__What to produce__: For each line below that includes the word "points", make a copy.

-- START OF Exercise material --

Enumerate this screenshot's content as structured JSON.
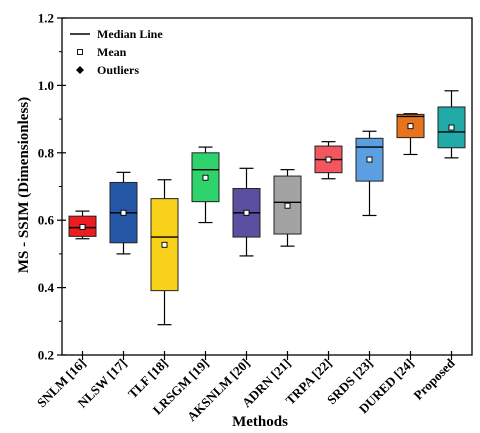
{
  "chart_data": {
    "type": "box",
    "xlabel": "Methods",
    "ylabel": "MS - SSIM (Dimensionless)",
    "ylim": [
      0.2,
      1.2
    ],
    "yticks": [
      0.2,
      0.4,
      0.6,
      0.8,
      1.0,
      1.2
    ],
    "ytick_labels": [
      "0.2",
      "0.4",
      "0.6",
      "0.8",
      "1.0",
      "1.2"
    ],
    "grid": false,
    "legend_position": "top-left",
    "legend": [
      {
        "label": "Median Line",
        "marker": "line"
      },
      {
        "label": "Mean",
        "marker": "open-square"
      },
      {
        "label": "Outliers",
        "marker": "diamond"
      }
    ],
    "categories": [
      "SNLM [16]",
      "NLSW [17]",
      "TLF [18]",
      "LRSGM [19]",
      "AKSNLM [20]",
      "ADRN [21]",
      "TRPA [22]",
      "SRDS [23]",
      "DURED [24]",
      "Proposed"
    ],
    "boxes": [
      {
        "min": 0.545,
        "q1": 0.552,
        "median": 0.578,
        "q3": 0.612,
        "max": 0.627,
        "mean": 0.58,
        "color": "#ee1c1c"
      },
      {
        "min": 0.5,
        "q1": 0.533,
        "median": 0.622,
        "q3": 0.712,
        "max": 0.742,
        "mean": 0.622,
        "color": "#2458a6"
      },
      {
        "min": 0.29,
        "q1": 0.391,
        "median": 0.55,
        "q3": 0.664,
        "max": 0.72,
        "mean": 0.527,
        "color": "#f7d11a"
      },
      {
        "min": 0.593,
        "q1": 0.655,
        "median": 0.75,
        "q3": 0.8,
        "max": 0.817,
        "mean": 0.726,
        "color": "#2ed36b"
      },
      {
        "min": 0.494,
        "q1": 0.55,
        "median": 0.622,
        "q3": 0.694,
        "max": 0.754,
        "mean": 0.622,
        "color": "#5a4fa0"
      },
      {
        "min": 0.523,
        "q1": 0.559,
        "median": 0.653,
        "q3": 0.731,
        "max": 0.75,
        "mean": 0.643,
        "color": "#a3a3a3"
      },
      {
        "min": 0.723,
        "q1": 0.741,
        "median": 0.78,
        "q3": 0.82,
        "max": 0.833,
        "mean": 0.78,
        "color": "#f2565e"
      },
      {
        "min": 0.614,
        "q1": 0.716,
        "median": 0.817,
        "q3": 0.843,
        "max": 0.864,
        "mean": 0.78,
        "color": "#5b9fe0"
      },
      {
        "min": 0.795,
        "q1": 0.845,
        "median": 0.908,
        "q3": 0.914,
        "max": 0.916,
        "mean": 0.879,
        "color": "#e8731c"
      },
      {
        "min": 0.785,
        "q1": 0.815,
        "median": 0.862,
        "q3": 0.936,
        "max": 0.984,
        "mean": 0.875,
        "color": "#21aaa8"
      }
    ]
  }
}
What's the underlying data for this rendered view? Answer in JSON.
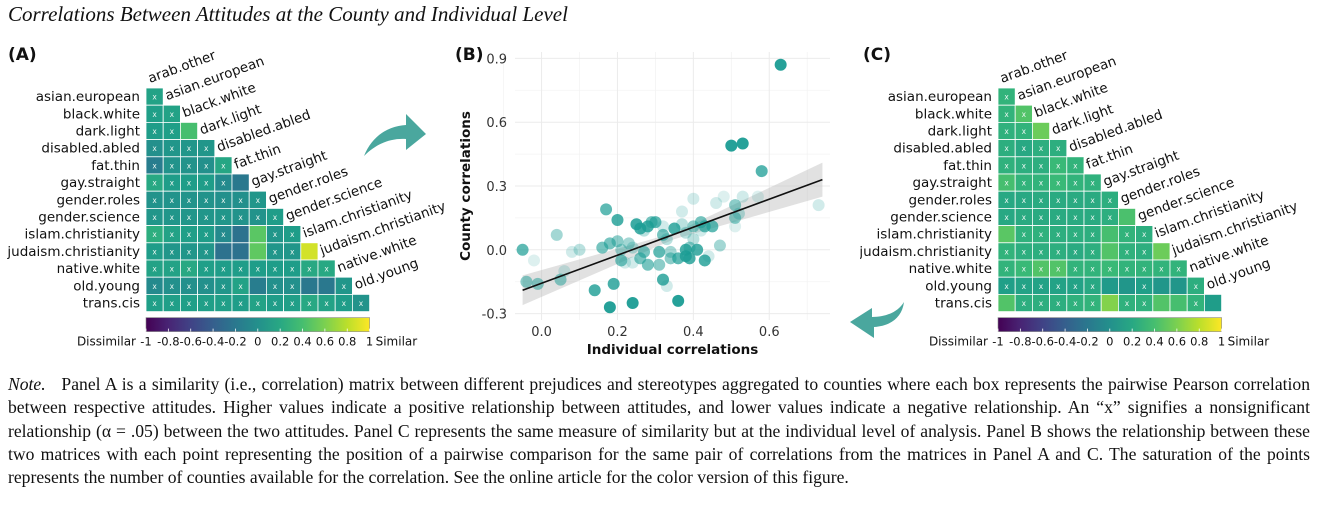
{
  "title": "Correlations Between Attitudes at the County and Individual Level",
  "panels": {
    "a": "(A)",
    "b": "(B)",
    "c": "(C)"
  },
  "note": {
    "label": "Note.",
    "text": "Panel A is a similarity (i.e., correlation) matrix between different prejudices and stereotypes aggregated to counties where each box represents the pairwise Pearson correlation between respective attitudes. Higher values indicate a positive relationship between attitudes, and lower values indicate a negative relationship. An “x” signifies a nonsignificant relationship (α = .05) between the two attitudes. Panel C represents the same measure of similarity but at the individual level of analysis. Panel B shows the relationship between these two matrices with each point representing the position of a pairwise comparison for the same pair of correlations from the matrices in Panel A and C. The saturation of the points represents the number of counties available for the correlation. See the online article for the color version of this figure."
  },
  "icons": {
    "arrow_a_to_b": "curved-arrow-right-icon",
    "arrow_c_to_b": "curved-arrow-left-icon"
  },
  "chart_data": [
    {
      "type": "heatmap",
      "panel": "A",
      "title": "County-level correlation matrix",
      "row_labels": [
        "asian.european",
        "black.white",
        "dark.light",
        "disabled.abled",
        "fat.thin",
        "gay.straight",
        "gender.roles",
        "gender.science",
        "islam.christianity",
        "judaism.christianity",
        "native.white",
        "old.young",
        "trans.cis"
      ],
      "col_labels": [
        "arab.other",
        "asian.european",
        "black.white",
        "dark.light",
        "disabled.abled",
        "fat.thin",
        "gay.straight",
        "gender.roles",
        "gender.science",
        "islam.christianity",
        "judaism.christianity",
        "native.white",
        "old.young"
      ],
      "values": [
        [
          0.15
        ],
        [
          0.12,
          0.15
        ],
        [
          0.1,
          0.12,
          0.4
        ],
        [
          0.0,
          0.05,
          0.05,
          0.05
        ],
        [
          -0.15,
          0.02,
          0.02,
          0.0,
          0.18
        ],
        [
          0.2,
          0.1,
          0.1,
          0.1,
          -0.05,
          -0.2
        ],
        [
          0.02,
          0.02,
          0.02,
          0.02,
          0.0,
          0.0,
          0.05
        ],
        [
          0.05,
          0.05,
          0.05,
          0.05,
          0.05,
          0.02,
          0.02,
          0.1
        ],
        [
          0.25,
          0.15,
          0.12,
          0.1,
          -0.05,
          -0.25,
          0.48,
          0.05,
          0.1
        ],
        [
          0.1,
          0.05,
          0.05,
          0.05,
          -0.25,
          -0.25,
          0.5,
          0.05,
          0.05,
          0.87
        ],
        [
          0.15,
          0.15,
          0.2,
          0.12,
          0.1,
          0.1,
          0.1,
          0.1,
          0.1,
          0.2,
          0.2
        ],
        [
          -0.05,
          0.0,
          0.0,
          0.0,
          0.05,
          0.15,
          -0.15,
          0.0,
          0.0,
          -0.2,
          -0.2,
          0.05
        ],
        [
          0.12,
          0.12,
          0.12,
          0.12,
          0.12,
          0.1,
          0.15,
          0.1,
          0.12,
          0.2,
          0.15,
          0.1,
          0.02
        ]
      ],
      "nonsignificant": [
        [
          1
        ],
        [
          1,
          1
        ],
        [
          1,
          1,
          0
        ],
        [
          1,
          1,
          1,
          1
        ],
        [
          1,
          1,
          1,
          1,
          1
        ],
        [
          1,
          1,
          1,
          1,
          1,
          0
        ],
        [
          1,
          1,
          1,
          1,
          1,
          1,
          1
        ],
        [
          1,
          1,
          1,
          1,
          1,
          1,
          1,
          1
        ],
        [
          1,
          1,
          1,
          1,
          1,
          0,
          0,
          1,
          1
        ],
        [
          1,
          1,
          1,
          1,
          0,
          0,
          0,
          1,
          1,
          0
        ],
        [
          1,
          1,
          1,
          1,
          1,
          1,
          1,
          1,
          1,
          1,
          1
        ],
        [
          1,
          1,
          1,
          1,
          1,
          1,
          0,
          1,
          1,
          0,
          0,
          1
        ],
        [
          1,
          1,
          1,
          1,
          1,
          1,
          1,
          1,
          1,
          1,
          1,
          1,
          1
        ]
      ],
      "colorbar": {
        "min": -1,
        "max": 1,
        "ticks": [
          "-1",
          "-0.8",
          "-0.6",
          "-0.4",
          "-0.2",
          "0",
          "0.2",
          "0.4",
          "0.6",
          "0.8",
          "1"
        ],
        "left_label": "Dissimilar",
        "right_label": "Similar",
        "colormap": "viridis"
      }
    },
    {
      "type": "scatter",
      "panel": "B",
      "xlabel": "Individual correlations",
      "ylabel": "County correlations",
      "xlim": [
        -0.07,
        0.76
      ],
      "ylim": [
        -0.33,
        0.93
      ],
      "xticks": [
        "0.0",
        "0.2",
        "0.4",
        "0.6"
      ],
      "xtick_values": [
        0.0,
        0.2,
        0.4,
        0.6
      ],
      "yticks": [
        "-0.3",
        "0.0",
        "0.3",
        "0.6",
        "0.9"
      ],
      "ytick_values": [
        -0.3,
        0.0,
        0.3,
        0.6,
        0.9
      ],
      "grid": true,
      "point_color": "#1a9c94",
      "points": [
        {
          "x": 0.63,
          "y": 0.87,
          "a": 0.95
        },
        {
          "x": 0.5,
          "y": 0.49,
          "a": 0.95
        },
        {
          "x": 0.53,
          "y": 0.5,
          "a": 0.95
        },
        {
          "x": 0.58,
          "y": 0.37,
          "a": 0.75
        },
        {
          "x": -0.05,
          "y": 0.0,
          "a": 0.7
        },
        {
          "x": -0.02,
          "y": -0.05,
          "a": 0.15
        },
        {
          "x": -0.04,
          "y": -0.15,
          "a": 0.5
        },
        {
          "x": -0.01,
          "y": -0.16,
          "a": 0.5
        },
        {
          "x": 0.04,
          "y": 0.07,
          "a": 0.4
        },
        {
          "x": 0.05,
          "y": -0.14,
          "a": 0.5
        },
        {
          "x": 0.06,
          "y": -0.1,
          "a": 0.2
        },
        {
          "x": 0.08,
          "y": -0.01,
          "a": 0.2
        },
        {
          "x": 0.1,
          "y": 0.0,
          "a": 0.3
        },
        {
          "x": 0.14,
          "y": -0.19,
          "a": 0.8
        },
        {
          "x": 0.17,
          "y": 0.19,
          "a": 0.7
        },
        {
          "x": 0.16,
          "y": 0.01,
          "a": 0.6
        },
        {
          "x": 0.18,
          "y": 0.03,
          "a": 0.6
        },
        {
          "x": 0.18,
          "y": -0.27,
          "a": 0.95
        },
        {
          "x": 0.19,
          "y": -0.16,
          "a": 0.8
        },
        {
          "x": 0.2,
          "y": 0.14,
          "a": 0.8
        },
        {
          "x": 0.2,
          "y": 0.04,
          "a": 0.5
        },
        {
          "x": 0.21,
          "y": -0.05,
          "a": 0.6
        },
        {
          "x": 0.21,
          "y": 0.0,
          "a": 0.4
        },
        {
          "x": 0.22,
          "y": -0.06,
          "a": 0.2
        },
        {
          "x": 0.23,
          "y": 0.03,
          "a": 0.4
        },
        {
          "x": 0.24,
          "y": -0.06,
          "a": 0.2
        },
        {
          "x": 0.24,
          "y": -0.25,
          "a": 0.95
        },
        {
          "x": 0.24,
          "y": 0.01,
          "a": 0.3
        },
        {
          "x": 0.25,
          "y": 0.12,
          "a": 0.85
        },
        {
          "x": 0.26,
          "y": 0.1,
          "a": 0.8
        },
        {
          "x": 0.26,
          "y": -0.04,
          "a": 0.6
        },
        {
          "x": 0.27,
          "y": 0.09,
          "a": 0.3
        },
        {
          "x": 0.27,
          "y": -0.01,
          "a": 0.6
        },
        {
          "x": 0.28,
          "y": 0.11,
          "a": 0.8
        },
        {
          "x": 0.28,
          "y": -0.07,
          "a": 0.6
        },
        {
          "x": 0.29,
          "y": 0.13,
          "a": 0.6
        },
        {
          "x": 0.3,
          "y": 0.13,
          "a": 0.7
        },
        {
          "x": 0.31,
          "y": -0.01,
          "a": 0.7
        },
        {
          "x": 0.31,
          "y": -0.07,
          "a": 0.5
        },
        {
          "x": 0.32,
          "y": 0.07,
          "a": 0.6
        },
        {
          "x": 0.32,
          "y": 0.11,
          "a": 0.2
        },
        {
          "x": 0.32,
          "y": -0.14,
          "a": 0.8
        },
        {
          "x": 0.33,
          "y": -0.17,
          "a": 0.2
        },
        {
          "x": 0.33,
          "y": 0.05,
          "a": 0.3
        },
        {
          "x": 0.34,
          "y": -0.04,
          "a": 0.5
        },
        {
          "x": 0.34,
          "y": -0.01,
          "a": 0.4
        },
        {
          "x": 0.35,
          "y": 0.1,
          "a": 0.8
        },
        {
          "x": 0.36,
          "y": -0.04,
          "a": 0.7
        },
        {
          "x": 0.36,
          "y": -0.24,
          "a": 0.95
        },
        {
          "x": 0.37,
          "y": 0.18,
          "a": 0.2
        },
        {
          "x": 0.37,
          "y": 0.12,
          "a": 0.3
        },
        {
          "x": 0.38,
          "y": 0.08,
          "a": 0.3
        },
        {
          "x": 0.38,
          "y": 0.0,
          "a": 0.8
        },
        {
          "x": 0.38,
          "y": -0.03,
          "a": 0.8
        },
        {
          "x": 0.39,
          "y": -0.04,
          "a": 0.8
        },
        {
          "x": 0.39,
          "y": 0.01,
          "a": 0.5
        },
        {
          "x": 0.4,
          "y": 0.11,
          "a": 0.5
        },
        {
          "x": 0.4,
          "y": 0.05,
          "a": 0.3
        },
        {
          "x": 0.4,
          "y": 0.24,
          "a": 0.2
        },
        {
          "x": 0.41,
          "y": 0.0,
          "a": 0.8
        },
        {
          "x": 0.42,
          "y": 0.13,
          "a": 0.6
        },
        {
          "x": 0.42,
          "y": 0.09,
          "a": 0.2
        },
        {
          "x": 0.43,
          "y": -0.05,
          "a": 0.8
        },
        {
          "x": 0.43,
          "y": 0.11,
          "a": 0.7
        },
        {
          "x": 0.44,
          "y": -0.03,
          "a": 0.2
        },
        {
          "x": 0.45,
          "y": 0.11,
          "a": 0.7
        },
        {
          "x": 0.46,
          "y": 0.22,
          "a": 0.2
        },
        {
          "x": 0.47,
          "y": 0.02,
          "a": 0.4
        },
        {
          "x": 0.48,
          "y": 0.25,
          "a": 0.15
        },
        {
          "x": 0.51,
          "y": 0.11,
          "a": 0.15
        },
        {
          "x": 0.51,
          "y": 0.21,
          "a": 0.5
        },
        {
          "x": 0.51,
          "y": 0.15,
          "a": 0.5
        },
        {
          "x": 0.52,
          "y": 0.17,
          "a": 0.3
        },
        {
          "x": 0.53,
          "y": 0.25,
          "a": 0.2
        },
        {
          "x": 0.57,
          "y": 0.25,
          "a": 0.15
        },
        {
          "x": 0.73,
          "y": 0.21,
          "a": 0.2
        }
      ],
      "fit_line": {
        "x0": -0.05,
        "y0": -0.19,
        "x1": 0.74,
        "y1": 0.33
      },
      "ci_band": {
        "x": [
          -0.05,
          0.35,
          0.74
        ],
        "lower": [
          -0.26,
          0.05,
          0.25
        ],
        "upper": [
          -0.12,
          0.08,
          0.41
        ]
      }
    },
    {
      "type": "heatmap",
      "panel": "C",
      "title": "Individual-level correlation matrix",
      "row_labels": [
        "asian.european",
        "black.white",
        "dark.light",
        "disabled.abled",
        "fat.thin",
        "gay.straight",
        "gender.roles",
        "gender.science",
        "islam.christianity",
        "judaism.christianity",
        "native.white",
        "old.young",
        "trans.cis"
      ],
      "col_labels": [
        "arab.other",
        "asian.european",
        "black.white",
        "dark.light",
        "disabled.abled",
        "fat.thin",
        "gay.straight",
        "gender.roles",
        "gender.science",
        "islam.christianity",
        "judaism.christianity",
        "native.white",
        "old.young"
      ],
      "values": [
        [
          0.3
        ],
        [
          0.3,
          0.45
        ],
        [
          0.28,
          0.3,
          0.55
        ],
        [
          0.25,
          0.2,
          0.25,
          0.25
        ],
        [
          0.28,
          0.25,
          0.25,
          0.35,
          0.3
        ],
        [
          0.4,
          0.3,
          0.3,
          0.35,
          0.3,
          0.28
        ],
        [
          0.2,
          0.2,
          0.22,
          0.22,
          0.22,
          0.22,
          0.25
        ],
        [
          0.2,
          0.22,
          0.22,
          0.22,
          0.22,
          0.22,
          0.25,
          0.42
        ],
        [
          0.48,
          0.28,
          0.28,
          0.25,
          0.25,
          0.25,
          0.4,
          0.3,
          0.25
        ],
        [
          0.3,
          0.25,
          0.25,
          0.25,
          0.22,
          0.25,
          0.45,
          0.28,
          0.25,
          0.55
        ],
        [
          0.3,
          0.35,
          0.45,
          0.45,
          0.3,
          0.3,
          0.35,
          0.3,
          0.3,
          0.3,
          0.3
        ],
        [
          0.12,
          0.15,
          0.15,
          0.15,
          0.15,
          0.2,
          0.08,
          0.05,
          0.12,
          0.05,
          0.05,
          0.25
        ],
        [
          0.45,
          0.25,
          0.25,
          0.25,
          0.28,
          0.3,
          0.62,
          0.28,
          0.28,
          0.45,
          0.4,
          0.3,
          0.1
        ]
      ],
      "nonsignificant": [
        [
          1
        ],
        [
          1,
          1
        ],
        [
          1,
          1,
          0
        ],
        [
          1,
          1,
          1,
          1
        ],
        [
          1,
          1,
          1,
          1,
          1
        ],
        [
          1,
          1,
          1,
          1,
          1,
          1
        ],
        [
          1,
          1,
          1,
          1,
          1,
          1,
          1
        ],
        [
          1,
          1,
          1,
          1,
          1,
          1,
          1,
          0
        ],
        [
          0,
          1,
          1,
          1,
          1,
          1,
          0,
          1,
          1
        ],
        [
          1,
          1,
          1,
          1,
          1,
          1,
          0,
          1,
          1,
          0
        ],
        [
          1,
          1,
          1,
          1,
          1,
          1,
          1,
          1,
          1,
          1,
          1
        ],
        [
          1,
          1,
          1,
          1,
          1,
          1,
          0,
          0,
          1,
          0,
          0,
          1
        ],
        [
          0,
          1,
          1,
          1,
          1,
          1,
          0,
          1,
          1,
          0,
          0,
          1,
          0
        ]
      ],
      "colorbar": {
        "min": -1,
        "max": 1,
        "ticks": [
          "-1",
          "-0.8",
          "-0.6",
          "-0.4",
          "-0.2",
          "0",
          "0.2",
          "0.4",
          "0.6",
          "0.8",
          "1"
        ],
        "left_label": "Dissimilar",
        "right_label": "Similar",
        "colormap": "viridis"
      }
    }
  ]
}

-- END OF Exercise material --

__The output__:
    "text": "Panel A is a similarity (i.e., correlation) matrix between different prejudices and stereotypes aggregated to counties where each box represents the pairwise Pearson correlation between respective attitudes. Higher values indicate a positive relationship between attitudes, and lower values indicate a negative relationship. An “x” signifies a nonsignificant relationship (α = .05) between the two attitudes. Panel C represents the same measure of similarity but at the individual level of analysis. Panel B shows the relationship between these two matrices with each point representing the position of a pairwise comparison for the same pair of correlations from the matrices in Panel A and C. The saturation of the points represents the number of counties available for the correlation. See the online article for the color version of this figure."
      "points": [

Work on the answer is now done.